Stored records:
┏━━

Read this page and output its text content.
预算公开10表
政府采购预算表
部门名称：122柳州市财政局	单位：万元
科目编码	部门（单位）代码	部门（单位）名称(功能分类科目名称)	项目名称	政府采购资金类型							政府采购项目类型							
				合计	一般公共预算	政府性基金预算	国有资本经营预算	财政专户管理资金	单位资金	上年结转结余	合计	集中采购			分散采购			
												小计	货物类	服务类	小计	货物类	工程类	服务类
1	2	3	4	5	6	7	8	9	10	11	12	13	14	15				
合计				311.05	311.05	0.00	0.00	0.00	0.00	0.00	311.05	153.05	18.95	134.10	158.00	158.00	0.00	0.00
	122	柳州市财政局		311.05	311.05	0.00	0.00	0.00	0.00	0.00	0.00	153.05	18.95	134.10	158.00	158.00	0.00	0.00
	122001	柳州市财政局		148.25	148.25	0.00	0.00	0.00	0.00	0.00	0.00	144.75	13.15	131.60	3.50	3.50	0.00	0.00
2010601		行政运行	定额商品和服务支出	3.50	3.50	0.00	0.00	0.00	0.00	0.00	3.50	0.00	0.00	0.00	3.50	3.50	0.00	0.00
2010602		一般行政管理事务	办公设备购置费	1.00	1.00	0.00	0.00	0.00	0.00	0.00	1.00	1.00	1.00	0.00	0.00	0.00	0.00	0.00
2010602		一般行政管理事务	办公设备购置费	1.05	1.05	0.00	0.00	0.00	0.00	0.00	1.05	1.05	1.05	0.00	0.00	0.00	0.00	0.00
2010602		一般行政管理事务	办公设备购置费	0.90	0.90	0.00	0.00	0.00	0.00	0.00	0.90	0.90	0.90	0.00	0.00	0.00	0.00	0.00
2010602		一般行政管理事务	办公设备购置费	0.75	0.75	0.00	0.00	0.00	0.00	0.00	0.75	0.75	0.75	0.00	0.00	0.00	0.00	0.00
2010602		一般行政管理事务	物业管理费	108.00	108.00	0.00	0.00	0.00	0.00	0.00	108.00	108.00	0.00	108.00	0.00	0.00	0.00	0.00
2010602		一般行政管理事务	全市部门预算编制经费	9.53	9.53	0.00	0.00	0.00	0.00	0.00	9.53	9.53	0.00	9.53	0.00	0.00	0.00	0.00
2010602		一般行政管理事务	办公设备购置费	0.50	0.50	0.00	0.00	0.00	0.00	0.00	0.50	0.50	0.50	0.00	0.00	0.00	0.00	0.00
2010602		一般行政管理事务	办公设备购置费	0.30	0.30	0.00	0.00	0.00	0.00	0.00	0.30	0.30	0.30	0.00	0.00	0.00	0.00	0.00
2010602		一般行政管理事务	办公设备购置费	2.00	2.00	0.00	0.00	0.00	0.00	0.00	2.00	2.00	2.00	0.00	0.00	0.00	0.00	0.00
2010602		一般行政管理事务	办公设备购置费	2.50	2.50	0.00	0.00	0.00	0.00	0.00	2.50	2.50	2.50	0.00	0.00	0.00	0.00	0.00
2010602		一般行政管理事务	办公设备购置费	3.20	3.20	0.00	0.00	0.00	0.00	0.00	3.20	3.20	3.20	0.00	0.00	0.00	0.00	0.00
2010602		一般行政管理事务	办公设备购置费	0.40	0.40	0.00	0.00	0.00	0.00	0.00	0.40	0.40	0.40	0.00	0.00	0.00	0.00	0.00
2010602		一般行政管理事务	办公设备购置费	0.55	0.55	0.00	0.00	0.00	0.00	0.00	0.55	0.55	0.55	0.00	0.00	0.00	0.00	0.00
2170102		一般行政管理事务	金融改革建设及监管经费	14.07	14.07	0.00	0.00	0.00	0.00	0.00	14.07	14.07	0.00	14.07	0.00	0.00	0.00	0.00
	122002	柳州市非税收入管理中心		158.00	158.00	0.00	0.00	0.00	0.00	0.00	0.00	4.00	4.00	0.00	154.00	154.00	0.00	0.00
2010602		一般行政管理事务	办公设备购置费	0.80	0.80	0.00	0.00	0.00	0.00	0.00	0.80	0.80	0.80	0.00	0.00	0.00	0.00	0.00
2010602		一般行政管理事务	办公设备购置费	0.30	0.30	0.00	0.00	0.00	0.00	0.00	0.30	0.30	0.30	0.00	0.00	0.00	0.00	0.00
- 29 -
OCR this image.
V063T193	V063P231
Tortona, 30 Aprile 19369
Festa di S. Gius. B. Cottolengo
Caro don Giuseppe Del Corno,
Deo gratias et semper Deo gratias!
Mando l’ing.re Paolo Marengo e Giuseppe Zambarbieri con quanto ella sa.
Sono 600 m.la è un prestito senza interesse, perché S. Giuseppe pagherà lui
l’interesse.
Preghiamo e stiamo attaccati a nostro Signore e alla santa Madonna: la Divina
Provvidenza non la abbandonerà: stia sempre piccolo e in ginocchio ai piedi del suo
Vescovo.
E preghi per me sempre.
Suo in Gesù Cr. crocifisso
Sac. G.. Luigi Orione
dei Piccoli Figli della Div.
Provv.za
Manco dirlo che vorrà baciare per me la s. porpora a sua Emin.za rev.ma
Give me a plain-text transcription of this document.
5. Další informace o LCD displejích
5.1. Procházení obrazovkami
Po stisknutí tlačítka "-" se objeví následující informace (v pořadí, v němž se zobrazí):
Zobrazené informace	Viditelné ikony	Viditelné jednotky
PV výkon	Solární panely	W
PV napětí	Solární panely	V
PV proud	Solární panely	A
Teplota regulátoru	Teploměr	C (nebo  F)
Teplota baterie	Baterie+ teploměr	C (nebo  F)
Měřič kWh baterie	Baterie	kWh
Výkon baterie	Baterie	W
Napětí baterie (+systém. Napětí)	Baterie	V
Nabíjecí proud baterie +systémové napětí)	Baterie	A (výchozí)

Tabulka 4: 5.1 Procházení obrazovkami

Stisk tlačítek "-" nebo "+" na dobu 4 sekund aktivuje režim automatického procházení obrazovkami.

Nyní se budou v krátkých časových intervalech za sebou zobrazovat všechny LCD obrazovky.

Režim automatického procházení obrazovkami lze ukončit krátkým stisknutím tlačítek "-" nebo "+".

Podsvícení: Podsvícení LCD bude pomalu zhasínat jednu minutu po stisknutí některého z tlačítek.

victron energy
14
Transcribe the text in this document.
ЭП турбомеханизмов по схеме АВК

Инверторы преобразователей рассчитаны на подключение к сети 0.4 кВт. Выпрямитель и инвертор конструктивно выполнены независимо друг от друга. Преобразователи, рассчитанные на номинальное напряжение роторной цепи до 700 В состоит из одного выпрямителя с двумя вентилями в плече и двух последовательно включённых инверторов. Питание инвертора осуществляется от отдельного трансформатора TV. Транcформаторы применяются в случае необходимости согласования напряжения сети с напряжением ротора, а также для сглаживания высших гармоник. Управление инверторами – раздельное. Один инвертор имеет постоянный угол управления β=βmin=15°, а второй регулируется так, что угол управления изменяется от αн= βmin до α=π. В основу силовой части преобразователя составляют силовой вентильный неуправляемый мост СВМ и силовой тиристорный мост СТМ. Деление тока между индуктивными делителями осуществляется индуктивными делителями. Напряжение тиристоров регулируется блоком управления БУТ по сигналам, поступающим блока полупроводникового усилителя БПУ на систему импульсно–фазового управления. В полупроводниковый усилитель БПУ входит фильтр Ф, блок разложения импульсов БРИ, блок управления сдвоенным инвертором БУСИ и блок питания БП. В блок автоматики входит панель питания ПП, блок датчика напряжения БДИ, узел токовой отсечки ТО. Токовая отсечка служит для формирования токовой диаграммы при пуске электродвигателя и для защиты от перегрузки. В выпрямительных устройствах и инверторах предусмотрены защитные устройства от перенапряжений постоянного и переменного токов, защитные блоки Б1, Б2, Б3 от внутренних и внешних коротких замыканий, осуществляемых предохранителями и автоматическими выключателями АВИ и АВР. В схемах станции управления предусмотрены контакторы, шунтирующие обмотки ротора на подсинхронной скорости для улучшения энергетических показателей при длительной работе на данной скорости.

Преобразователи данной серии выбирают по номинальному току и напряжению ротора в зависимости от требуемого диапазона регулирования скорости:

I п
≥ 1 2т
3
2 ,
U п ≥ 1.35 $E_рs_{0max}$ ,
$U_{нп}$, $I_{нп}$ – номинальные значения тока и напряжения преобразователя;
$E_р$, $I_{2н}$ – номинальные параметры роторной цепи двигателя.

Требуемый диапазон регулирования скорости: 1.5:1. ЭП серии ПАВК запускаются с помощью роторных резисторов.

┗━━

Answer with one number only: how many lines above contain the word "sempre".

WRITTEN ANSWER: 2